DIRECTION: In full and without alteration, give the listing again.

** BEGIN SUPPLIED DATA **

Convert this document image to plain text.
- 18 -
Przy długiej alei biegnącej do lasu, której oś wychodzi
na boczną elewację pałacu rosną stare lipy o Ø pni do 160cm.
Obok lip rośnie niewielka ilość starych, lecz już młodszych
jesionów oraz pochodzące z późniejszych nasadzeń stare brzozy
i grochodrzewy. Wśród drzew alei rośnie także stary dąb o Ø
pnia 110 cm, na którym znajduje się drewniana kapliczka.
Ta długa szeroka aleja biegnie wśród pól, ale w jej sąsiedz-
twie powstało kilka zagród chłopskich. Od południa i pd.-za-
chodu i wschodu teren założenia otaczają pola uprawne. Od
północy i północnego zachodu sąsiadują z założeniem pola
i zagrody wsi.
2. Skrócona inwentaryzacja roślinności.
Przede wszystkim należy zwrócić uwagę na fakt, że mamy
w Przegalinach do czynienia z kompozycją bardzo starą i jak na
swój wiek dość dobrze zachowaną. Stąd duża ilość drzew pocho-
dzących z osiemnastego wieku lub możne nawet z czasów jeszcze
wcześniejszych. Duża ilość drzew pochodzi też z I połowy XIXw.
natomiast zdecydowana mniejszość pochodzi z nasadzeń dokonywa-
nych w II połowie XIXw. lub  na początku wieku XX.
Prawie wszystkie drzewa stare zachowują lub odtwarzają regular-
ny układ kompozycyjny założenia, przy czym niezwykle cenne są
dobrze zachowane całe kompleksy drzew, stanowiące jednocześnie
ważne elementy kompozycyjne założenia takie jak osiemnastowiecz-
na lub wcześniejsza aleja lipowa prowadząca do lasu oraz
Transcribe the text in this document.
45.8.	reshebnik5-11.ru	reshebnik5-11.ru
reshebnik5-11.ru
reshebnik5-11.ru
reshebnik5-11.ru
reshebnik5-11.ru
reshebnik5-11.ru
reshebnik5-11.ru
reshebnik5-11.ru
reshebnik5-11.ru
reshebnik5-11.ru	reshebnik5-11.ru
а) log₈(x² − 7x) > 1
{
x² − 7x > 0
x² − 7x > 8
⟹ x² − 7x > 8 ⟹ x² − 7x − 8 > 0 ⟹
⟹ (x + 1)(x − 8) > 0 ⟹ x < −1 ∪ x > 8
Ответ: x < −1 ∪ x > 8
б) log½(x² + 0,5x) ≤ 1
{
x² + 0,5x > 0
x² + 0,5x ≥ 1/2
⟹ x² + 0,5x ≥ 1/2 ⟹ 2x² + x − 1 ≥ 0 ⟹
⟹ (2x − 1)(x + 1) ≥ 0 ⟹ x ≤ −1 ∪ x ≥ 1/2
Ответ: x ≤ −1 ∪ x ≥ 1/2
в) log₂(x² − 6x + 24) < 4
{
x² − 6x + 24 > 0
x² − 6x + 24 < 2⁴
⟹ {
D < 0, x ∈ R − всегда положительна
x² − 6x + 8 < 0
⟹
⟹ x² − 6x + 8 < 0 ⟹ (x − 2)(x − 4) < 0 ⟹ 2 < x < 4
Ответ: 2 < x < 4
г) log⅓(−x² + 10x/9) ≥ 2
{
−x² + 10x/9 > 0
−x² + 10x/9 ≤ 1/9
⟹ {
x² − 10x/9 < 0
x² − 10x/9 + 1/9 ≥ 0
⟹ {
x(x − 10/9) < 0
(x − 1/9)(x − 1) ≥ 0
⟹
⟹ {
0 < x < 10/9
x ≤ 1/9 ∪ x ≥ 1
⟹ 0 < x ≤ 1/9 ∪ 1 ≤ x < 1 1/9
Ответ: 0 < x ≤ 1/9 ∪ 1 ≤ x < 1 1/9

** END SUPPLIED DATA **

FINAL RESULT:
Convert this document image to plain text.
- 18 -
Przy długiej alei biegnącej do lasu, której oś wychodzi
na boczną elewację pałacu rosną stare lipy o Ø pni do 160cm.
Obok lip rośnie niewielka ilość starych, lecz już młodszych
jesionów oraz pochodzące z późniejszych nasadzeń stare brzozy
i grochodrzewy. Wśród drzew alei rośnie także stary dąb o Ø
pnia 110 cm, na którym znajduje się drewniana kapliczka.
Ta długa szeroka aleja biegnie wśród pól, ale w jej sąsiedz-
twie powstało kilka zagród chłopskich. Od południa i pd.-za-
chodu i wschodu teren założenia otaczają pola uprawne. Od
północy i północnego zachodu sąsiadują z założeniem pola
i zagrody wsi.
2. Skrócona inwentaryzacja roślinności.
Przede wszystkim należy zwrócić uwagę na fakt, że mamy
w Przegalinach do czynienia z kompozycją bardzo starą i jak na
swój wiek dość dobrze zachowaną. Stąd duża ilość drzew pocho-
dzących z osiemnastego wieku lub możne nawet z czasów jeszcze
wcześniejszych. Duża ilość drzew pochodzi też z I połowy XIXw.
natomiast zdecydowana mniejszość pochodzi z nasadzeń dokonywa-
nych w II połowie XIXw. lub  na początku wieku XX.
Prawie wszystkie drzewa stare zachowują lub odtwarzają regular-
ny układ kompozycyjny założenia, przy czym niezwykle cenne są
dobrze zachowane całe kompleksy drzew, stanowiące jednocześnie
ważne elementy kompozycyjne założenia takie jak osiemnastowiecz-
na lub wcześniejsza aleja lipowa prowadząca do lasu oraz
Transcribe the text in this document.
45.8.	reshebnik5-11.ru	reshebnik5-11.ru
reshebnik5-11.ru
reshebnik5-11.ru
reshebnik5-11.ru
reshebnik5-11.ru
reshebnik5-11.ru
reshebnik5-11.ru
reshebnik5-11.ru
reshebnik5-11.ru
reshebnik5-11.ru	reshebnik5-11.ru
а) log₈(x² − 7x) > 1
{
x² − 7x > 0
x² − 7x > 8
⟹ x² − 7x > 8 ⟹ x² − 7x − 8 > 0 ⟹
⟹ (x + 1)(x − 8) > 0 ⟹ x < −1 ∪ x > 8
Ответ: x < −1 ∪ x > 8
б) log½(x² + 0,5x) ≤ 1
{
x² + 0,5x > 0
x² + 0,5x ≥ 1/2
⟹ x² + 0,5x ≥ 1/2 ⟹ 2x² + x − 1 ≥ 0 ⟹
⟹ (2x − 1)(x + 1) ≥ 0 ⟹ x ≤ −1 ∪ x ≥ 1/2
Ответ: x ≤ −1 ∪ x ≥ 1/2
в) log₂(x² − 6x + 24) < 4
{
x² − 6x + 24 > 0
x² − 6x + 24 < 2⁴
⟹ {
D < 0, x ∈ R − всегда положительна
x² − 6x + 8 < 0
⟹
⟹ x² − 6x + 8 < 0 ⟹ (x − 2)(x − 4) < 0 ⟹ 2 < x < 4
Ответ: 2 < x < 4
г) log⅓(−x² + 10x/9) ≥ 2
{
−x² + 10x/9 > 0
−x² + 10x/9 ≤ 1/9
⟹ {
x² − 10x/9 < 0
x² − 10x/9 + 1/9 ≥ 0
⟹ {
x(x − 10/9) < 0
(x − 1/9)(x − 1) ≥ 0
⟹
⟹ {
0 < x < 10/9
x ≤ 1/9 ∪ x ≥ 1
⟹ 0 < x ≤ 1/9 ∪ 1 ≤ x < 1 1/9
Ответ: 0 < x ≤ 1/9 ∪ 1 ≤ x < 1 1/9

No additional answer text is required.